◆ PROBLEM DETAILS ◆
Pictures do not belong in the copy; transcribe everything else in the records exactly.

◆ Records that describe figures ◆
= = = = =

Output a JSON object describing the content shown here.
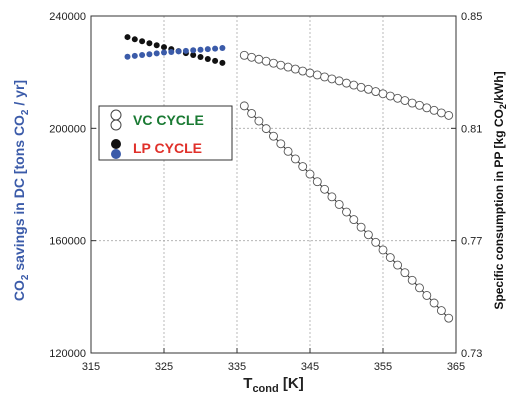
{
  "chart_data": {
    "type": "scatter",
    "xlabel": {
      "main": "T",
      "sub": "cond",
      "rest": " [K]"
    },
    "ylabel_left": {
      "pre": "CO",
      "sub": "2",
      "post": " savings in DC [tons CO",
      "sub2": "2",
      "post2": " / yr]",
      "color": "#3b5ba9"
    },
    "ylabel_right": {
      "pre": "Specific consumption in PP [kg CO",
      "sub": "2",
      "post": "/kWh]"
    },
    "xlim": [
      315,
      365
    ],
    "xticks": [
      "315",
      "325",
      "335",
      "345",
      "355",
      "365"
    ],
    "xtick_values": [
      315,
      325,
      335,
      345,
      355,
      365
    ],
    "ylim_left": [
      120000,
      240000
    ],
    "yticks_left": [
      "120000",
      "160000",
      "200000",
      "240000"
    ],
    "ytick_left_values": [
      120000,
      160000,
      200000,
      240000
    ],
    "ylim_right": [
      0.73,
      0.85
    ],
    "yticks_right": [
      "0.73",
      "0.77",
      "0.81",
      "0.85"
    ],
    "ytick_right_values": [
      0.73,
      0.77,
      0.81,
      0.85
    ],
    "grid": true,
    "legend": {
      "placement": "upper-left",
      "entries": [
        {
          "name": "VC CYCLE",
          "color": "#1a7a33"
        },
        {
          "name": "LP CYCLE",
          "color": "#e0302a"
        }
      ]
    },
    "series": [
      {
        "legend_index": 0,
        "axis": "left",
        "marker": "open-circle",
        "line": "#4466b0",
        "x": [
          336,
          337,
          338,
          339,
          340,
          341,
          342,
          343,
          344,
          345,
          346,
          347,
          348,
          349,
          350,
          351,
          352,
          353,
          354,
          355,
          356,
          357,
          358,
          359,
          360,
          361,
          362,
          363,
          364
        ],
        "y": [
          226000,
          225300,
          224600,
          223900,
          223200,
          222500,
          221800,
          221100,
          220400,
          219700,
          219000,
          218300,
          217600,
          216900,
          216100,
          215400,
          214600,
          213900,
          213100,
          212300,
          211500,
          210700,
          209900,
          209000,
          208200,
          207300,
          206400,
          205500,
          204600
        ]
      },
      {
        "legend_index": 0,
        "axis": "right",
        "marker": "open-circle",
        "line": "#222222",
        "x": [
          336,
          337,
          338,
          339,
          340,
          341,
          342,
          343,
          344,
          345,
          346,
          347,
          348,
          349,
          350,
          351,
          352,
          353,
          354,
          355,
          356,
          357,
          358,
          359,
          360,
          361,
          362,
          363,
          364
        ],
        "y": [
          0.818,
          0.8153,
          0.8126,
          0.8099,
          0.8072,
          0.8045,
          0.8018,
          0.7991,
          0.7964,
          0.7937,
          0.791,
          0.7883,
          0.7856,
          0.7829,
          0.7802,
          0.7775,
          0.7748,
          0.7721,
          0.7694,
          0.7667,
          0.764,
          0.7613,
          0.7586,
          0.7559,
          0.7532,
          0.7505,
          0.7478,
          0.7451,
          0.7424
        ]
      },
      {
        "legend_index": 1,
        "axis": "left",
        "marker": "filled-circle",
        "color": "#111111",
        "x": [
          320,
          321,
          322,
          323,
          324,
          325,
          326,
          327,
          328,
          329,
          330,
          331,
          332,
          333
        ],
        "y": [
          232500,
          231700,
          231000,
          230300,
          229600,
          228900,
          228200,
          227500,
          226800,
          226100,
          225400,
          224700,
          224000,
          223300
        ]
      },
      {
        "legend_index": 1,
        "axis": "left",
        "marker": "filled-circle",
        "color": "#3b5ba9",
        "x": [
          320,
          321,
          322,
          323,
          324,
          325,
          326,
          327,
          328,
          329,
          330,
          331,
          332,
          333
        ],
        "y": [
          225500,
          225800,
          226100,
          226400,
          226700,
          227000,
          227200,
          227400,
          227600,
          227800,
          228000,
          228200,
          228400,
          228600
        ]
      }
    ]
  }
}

= = = = =

◆ OUTPUT OF THE EXERCISE ◆
Output a JSON object describing the content shown here.
{
  "chart_data": {
    "type": "scatter",
    "xlabel": {
      "main": "T",
      "sub": "cond",
      "rest": " [K]"
    },
    "ylabel_left": {
      "pre": "CO",
      "sub": "2",
      "post": " savings in DC [tons CO",
      "sub2": "2",
      "post2": " / yr]",
      "color": "#3b5ba9"
    },
    "ylabel_right": {
      "pre": "Specific consumption in PP [kg CO",
      "sub": "2",
      "post": "/kWh]"
    },
    "xlim": [
      315,
      365
    ],
    "xticks": [
      "315",
      "325",
      "335",
      "345",
      "355",
      "365"
    ],
    "xtick_values": [
      315,
      325,
      335,
      345,
      355,
      365
    ],
    "ylim_left": [
      120000,
      240000
    ],
    "yticks_left": [
      "120000",
      "160000",
      "200000",
      "240000"
    ],
    "ytick_left_values": [
      120000,
      160000,
      200000,
      240000
    ],
    "ylim_right": [
      0.73,
      0.85
    ],
    "yticks_right": [
      "0.73",
      "0.77",
      "0.81",
      "0.85"
    ],
    "ytick_right_values": [
      0.73,
      0.77,
      0.81,
      0.85
    ],
    "grid": true,
    "legend": {
      "placement": "upper-left",
      "entries": [
        {
          "name": "VC CYCLE",
          "color": "#1a7a33"
        },
        {
          "name": "LP CYCLE",
          "color": "#e0302a"
        }
      ]
    },
    "series": [
      {
        "legend_index": 0,
        "axis": "left",
        "marker": "open-circle",
        "line": "#4466b0",
        "x": [
          336,
          337,
          338,
          339,
          340,
          341,
          342,
          343,
          344,
          345,
          346,
          347,
          348,
          349,
          350,
          351,
          352,
          353,
          354,
          355,
          356,
          357,
          358,
          359,
          360,
          361,
          362,
          363,
          364
        ],
        "y": [
          226000,
          225300,
          224600,
          223900,
          223200,
          222500,
          221800,
          221100,
          220400,
          219700,
          219000,
          218300,
          217600,
          216900,
          216100,
          215400,
          214600,
          213900,
          213100,
          212300,
          211500,
          210700,
          209900,
          209000,
          208200,
          207300,
          206400,
          205500,
          204600
        ]
      },
      {
        "legend_index": 0,
        "axis": "right",
        "marker": "open-circle",
        "line": "#222222",
        "x": [
          336,
          337,
          338,
          339,
          340,
          341,
          342,
          343,
          344,
          345,
          346,
          347,
          348,
          349,
          350,
          351,
          352,
          353,
          354,
          355,
          356,
          357,
          358,
          359,
          360,
          361,
          362,
          363,
          364
        ],
        "y": [
          0.818,
          0.8153,
          0.8126,
          0.8099,
          0.8072,
          0.8045,
          0.8018,
          0.7991,
          0.7964,
          0.7937,
          0.791,
          0.7883,
          0.7856,
          0.7829,
          0.7802,
          0.7775,
          0.7748,
          0.7721,
          0.7694,
          0.7667,
          0.764,
          0.7613,
          0.7586,
          0.7559,
          0.7532,
          0.7505,
          0.7478,
          0.7451,
          0.7424
        ]
      },
      {
        "legend_index": 1,
        "axis": "left",
        "marker": "filled-circle",
        "color": "#111111",
        "x": [
          320,
          321,
          322,
          323,
          324,
          325,
          326,
          327,
          328,
          329,
          330,
          331,
          332,
          333
        ],
        "y": [
          232500,
          231700,
          231000,
          230300,
          229600,
          228900,
          228200,
          227500,
          226800,
          226100,
          225400,
          224700,
          224000,
          223300
        ]
      },
      {
        "legend_index": 1,
        "axis": "left",
        "marker": "filled-circle",
        "color": "#3b5ba9",
        "x": [
          320,
          321,
          322,
          323,
          324,
          325,
          326,
          327,
          328,
          329,
          330,
          331,
          332,
          333
        ],
        "y": [
          225500,
          225800,
          226100,
          226400,
          226700,
          227000,
          227200,
          227400,
          227600,
          227800,
          228000,
          228200,
          228400,
          228600
        ]
      }
    ]
  }
}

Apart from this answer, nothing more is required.